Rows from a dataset
────────────────────────────────────────

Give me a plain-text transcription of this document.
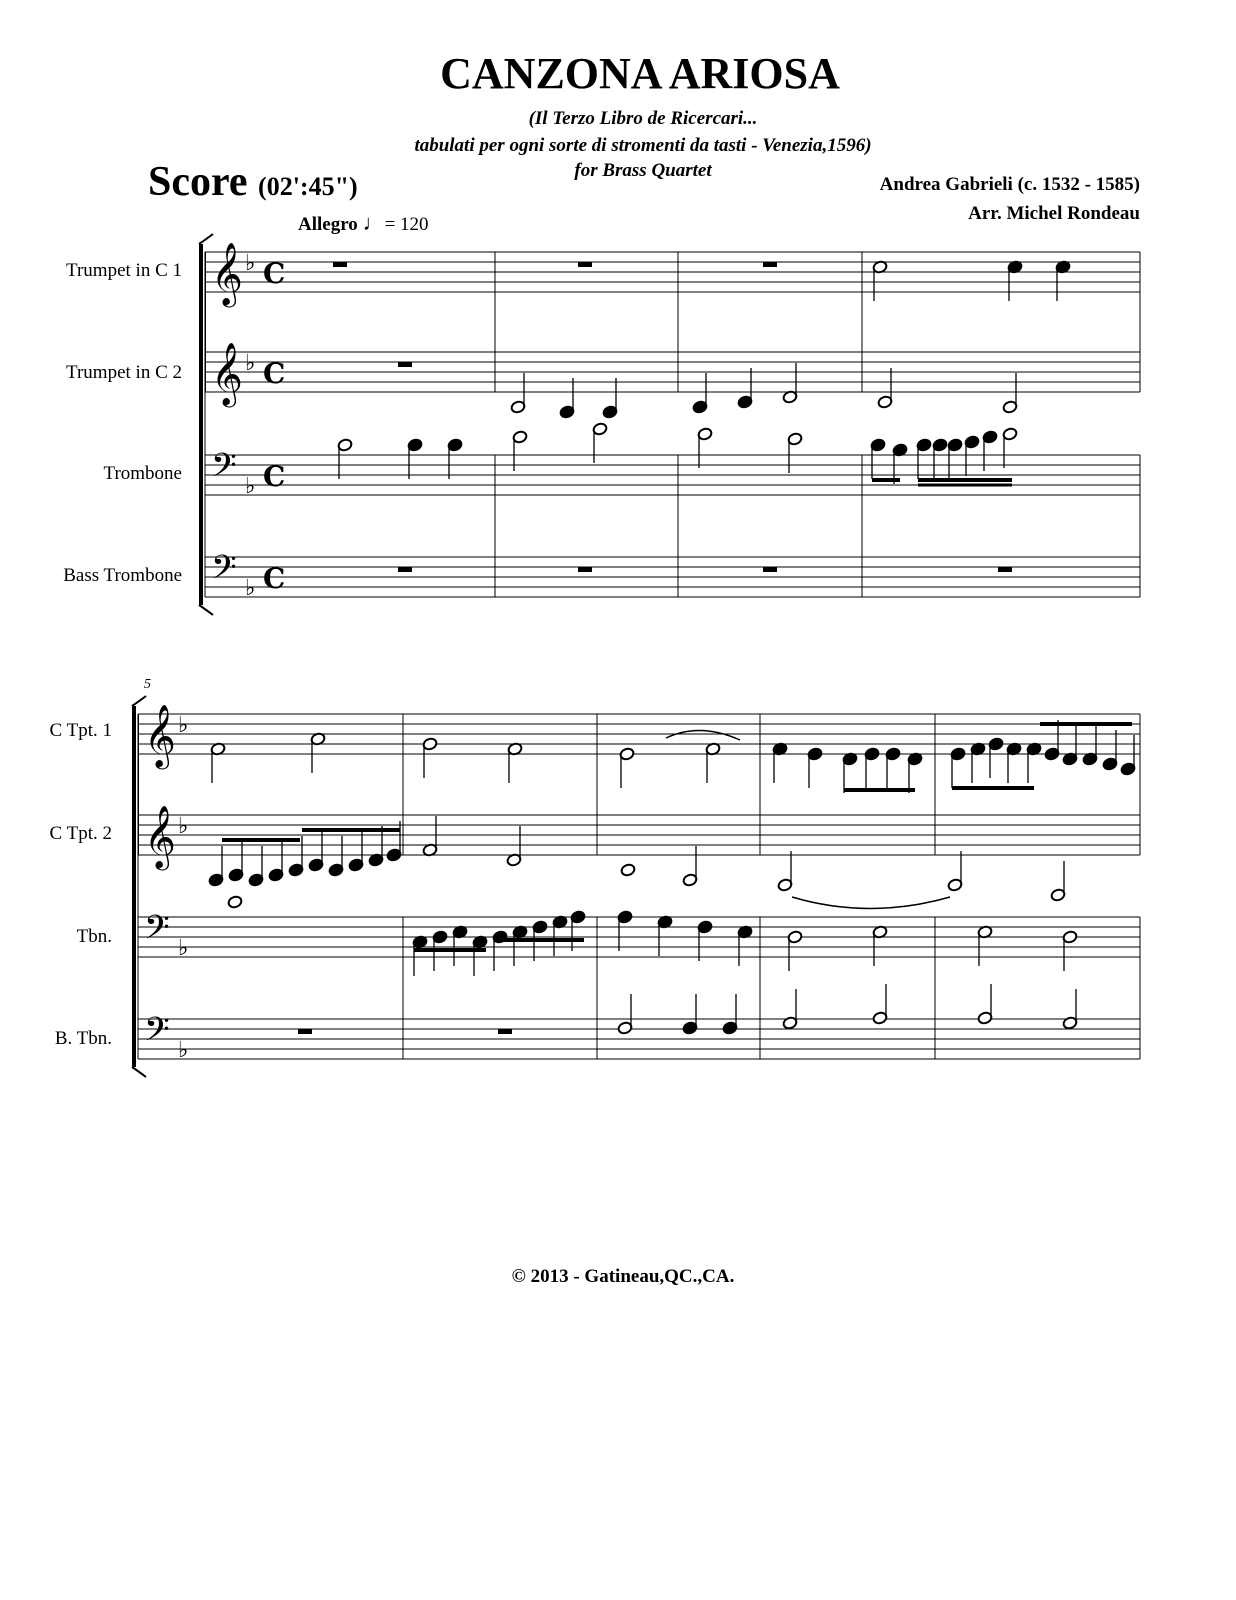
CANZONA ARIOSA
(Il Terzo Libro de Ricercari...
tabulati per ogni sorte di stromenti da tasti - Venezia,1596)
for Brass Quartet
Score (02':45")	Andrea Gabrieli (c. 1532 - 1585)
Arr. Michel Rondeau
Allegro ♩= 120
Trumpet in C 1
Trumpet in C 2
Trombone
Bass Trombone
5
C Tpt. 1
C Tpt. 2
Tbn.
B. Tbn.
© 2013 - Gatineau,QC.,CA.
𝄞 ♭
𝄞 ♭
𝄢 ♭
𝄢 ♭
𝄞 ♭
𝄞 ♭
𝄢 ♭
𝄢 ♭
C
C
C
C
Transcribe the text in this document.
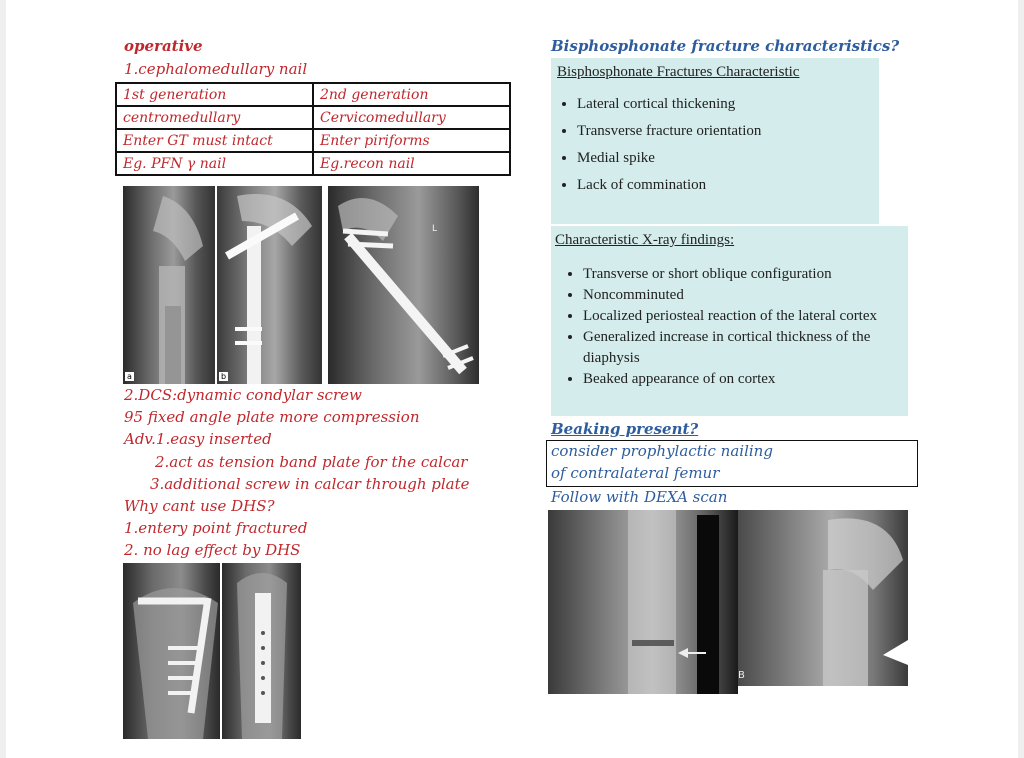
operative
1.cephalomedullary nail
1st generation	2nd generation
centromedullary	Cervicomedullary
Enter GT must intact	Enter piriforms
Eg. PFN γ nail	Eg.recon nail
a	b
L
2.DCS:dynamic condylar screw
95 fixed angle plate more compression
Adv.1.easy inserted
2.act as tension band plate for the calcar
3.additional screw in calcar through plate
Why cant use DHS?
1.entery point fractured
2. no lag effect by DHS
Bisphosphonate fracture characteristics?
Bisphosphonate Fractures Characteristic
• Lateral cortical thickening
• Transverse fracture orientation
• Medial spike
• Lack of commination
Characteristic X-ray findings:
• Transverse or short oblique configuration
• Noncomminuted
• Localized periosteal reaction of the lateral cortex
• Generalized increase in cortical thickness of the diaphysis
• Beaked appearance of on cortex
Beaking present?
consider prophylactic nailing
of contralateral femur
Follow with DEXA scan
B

────────────────────────────────────────

> GOAL: Exactly as written, return every line of the listing, but not the pictures.

> SOLVED EXERCISE:
Give me a plain-text transcription of this document.
CANZONA ARIOSA
(Il Terzo Libro de Ricercari...
tabulati per ogni sorte di stromenti da tasti - Venezia,1596)
for Brass Quartet
Score (02':45")	Andrea Gabrieli (c. 1532 - 1585)
Arr. Michel Rondeau
Allegro ♩= 120
Trumpet in C 1
Trumpet in C 2
Trombone
Bass Trombone
5
C Tpt. 1
C Tpt. 2
Tbn.
B. Tbn.
© 2013 - Gatineau,QC.,CA.
𝄞 ♭
𝄞 ♭
𝄢 ♭
𝄢 ♭
𝄞 ♭
𝄞 ♭
𝄢 ♭
𝄢 ♭
C
C
C
C
Transcribe the text in this document.
operative
1.cephalomedullary nail
1st generation	2nd generation
centromedullary	Cervicomedullary
Enter GT must intact	Enter piriforms
Eg. PFN γ nail	Eg.recon nail
a	b
L
2.DCS:dynamic condylar screw
95 fixed angle plate more compression
Adv.1.easy inserted
2.act as tension band plate for the calcar
3.additional screw in calcar through plate
Why cant use DHS?
1.entery point fractured
2. no lag effect by DHS
Bisphosphonate fracture characteristics?
Bisphosphonate Fractures Characteristic
• Lateral cortical thickening
• Transverse fracture orientation
• Medial spike
• Lack of commination
Characteristic X-ray findings:
• Transverse or short oblique configuration
• Noncomminuted
• Localized periosteal reaction of the lateral cortex
• Generalized increase in cortical thickness of the diaphysis
• Beaked appearance of on cortex
Beaking present?
consider prophylactic nailing
of contralateral femur
Follow with DEXA scan
B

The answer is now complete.